** Start of Listed records **
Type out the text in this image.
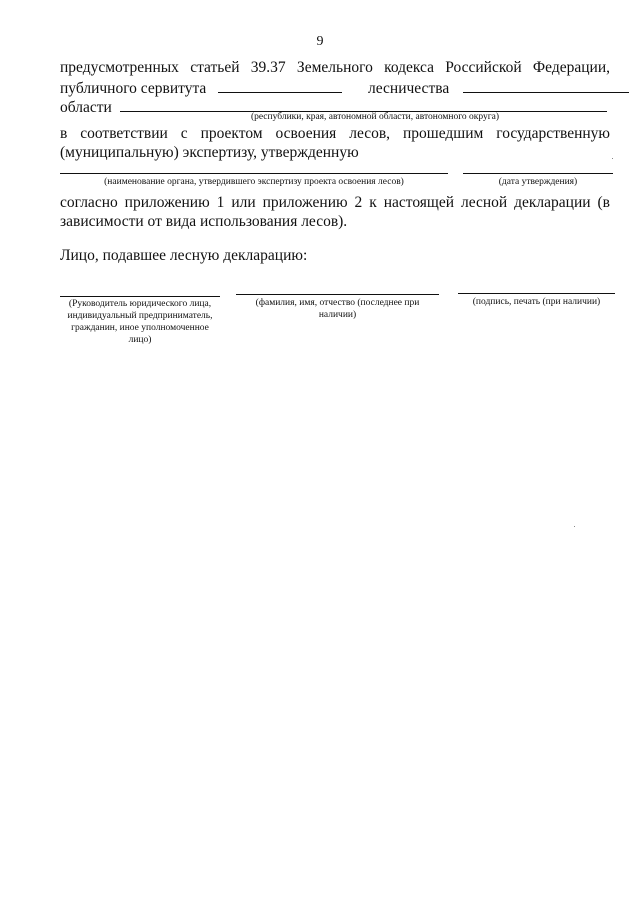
9
предусмотренных статьей 39.37 Земельного кодекса Российской Федерации,
публичного сервитута	лесничества
области
(республики, края, автономной области, автономного округа)
в соответствии с проектом освоения лесов, прошедшим государственную
(муниципальную) экспертизу, утвержденную
(наименование органа, утвердившего экспертизу проекта освоения лесов)	(дата утверждения)
согласно приложению 1 или приложению 2 к настоящей лесной декларации (в
зависимости от вида использования лесов).
Лицо, подавшее лесную декларацию:
(Руководитель юридического лица, индивидуальный предприниматель, гражданин, иное уполномоченное лицо)
(фамилия, имя, отчество (последнее при наличии)
(подпись, печать (при наличии)
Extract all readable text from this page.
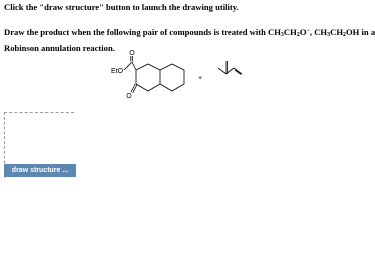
Click the "draw structure" button to launch the drawing utility.
Draw the product when the following pair of compounds is treated with $CH_3CH_2O^-$, $CH_3CH_2OH$ in a
Robinson annulation reaction.
O
EtO
O
+
draw structure ...
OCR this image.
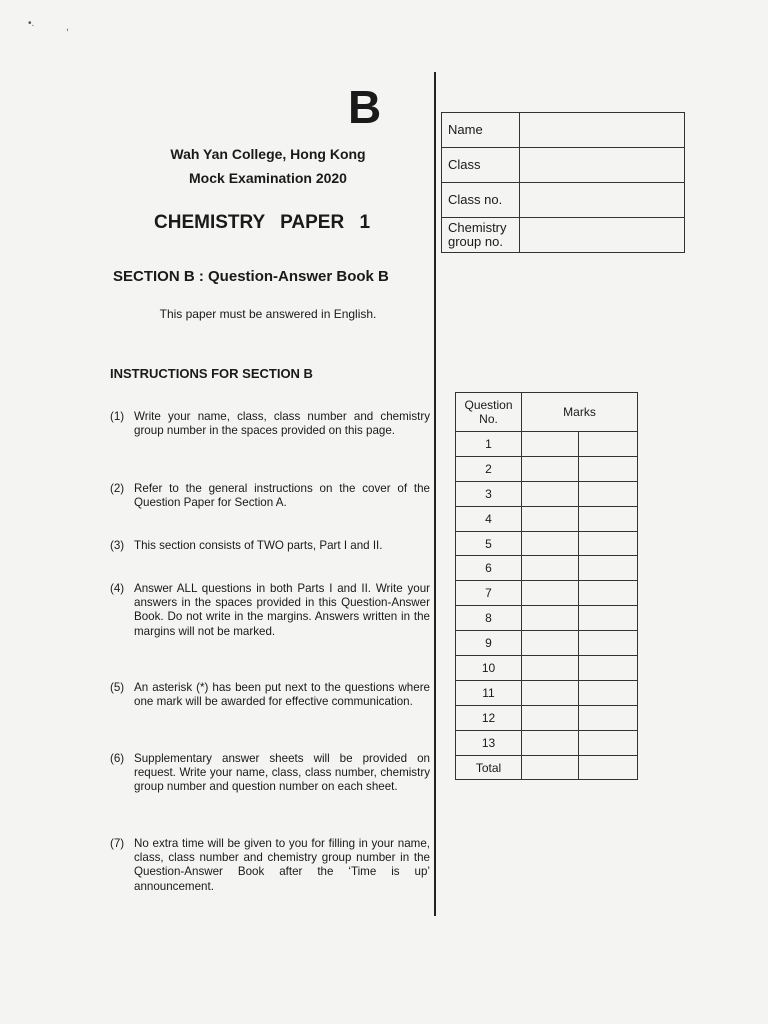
•.	,
B
Wah Yan College, Hong Kong
Mock Examination 2020
CHEMISTRY PAPER 1
SECTION B : Question-Answer Book B
This paper must be answered in English.
INSTRUCTIONS FOR SECTION B
(1) Write your name, class, class number and chemistry group number in the spaces provided on this page.
(2) Refer to the general instructions on the cover of the Question Paper for Section A.
(3) This section consists of TWO parts, Part I and II.
(4) Answer ALL questions in both Parts I and II. Write your answers in the spaces provided in this Question-Answer Book. Do not write in the margins. Answers written in the margins will not be marked.
(5) An asterisk (*) has been put next to the questions where one mark will be awarded for effective communication.
(6) Supplementary answer sheets will be provided on request. Write your name, class, class number, chemistry group number and question number on each sheet.
(7) No extra time will be given to you for filling in your name, class, class number and chemistry group number in the Question-Answer Book after the ‘Time is up’ announcement.
Name	
Class	
Class no.	
Chemistry group no.	
Question No.	Marks	
1		
2		
3		
4		
5		
6		
7		
8		
9		
10		
11		
12		
13		
Total		
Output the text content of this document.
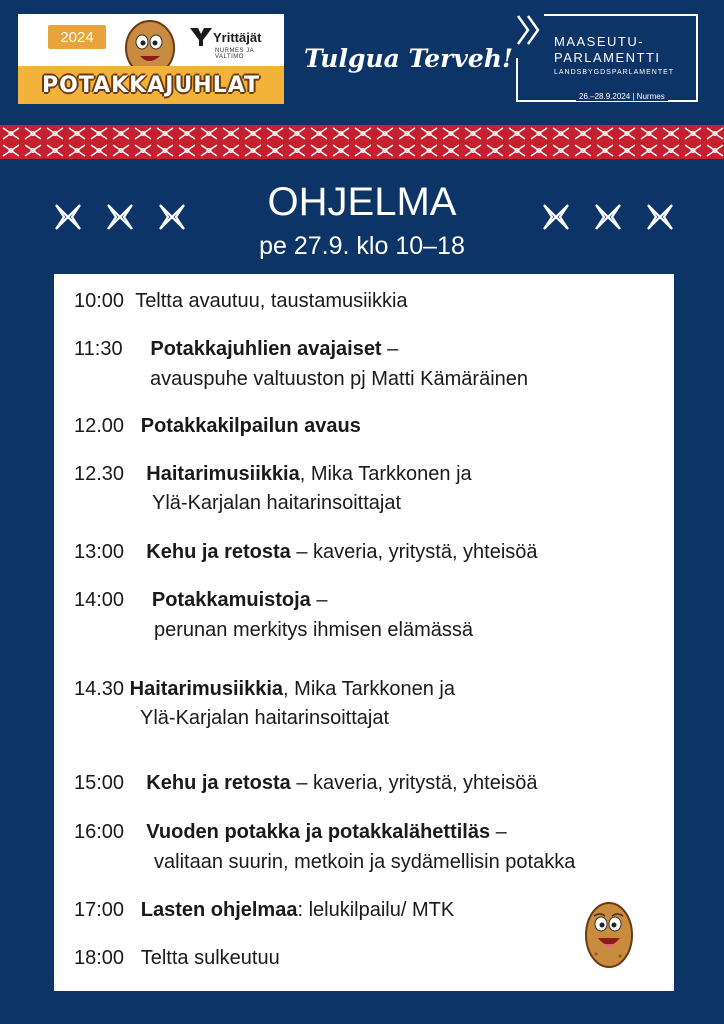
2024	Yrittäjät
NURMES JA VALTIMO
POTAKKAJUHLAT
Tulgua Terveh!
MAASEUTU-
PARLAMENTTI
LANDSBYGDSPARLAMENTET
26.–28.9.2024 | Nurmes
OHJELMA
pe 27.9. klo 10–18
10:00 Teltta avautuu, taustamusiikkia
11:30 Potakkajuhlien avajaiset –
avauspuhe valtuuston pj Matti Kämäräinen
12.00 Potakkakilpailun avaus
12.30 Haitarimusiikkia, Mika Tarkkonen ja
Ylä-Karjalan haitarinsoittajat
13:00 Kehu ja retosta – kaveria, yritystä, yhteisöä
14:00 Potakkamuistoja –
perunan merkitys ihmisen elämässä
14.30 Haitarimusiikkia, Mika Tarkkonen ja
Ylä-Karjalan haitarinsoittajat
15:00 Kehu ja retosta – kaveria, yritystä, yhteisöä
16:00 Vuoden potakka ja potakkalähettiläs –
valitaan suurin, metkoin ja sydämellisin potakka
17:00 Lasten ohjelmaa: lelukilpailu/ MTK
18:00 Teltta sulkeutuu
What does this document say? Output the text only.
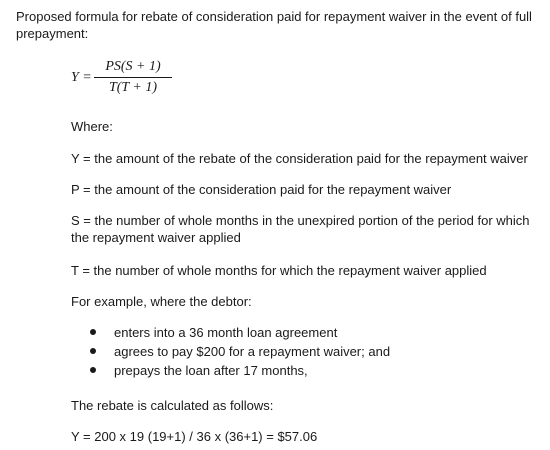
Proposed formula for rebate of consideration paid for repayment waiver in the event of full prepayment:

Y =
PS(S + 1)
T(T + 1)

Where:

Y = the amount of the rebate of the consideration paid for the repayment waiver

P = the amount of the consideration paid for the repayment waiver

S = the number of whole months in the unexpired portion of the period for which the repayment waiver applied

T = the number of whole months for which the repayment waiver applied

For example, where the debtor:

enters into a 36 month loan agreement
agrees to pay $200 for a repayment waiver; and
prepays the loan after 17 months,

The rebate is calculated as follows:

Y = 200 x 19 (19+1) / 36 x (36+1) = $57.06
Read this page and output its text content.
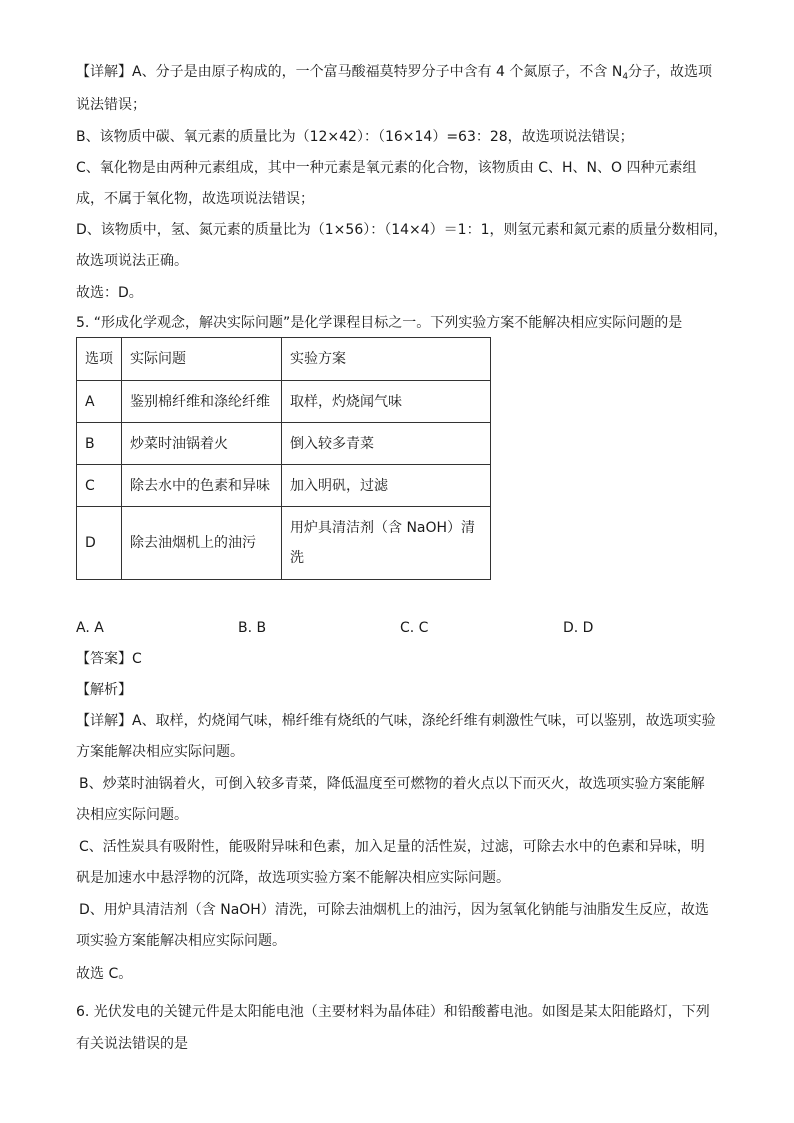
【详解】A、分子是由原子构成的，一个富马酸福莫特罗分子中含有 4 个氮原子，不含 $N_4$分子，故选项
说法错误；
B、该物质中碳、氧元素的质量比为（12×42）：（16×14）=63：28，故选项说法错误；
C、氧化物是由两种元素组成，其中一种元素是氧元素的化合物，该物质由 C、H、N、O 四种元素组
成，不属于氧化物，故选项说法错误；
D、该物质中，氢、氮元素的质量比为（1×56）：（14×4）＝1：1，则氢元素和氮元素的质量分数相同，
故选项说法正确。
故选：D。
5. “形成化学观念，解决实际问题”是化学课程目标之一。下列实验方案不能解决相应实际问题的是
选项	实际问题	实验方案
A	鉴别棉纤维和涤纶纤维	取样，灼烧闻气味
B	炒菜时油锅着火	倒入较多青菜
C	除去水中的色素和异味	加入明矾，过滤
D	除去油烟机上的油污	用炉具清洁剂（含 NaOH）清洗
A. A	B. B	C. C	D. D
【答案】C
【解析】
【详解】A、取样，灼烧闻气味，棉纤维有烧纸的气味，涤纶纤维有刺激性气味，可以鉴别，故选项实验
方案能解决相应实际问题。
B、炒菜时油锅着火，可倒入较多青菜，降低温度至可燃物的着火点以下而灭火，故选项实验方案能解
决相应实际问题。
C、活性炭具有吸附性，能吸附异味和色素，加入足量的活性炭，过滤，可除去水中的色素和异味，明
矾是加速水中悬浮物的沉降，故选项实验方案不能解决相应实际问题。
D、用炉具清洁剂（含 NaOH）清洗，可除去油烟机上的油污，因为氢氧化钠能与油脂发生反应，故选
项实验方案能解决相应实际问题。
故选 C。
6. 光伏发电的关键元件是太阳能电池（主要材料为晶体硅）和铅酸蓄电池。如图是某太阳能路灯，下列
有关说法错误的是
** End of Listed records **
**The problem:** Identify the lines of the entries containing the string "questions". Copy each such line.

**Correct response:**
(4) Answer ALL questions in both Parts I and II. Write your answers in the spaces provided in this Question-Answer Book. Do not write in the margins. Answers written in the margins will not be marked.
(5) An asterisk (*) has been put next to the questions where one mark will be awarded for effective communication.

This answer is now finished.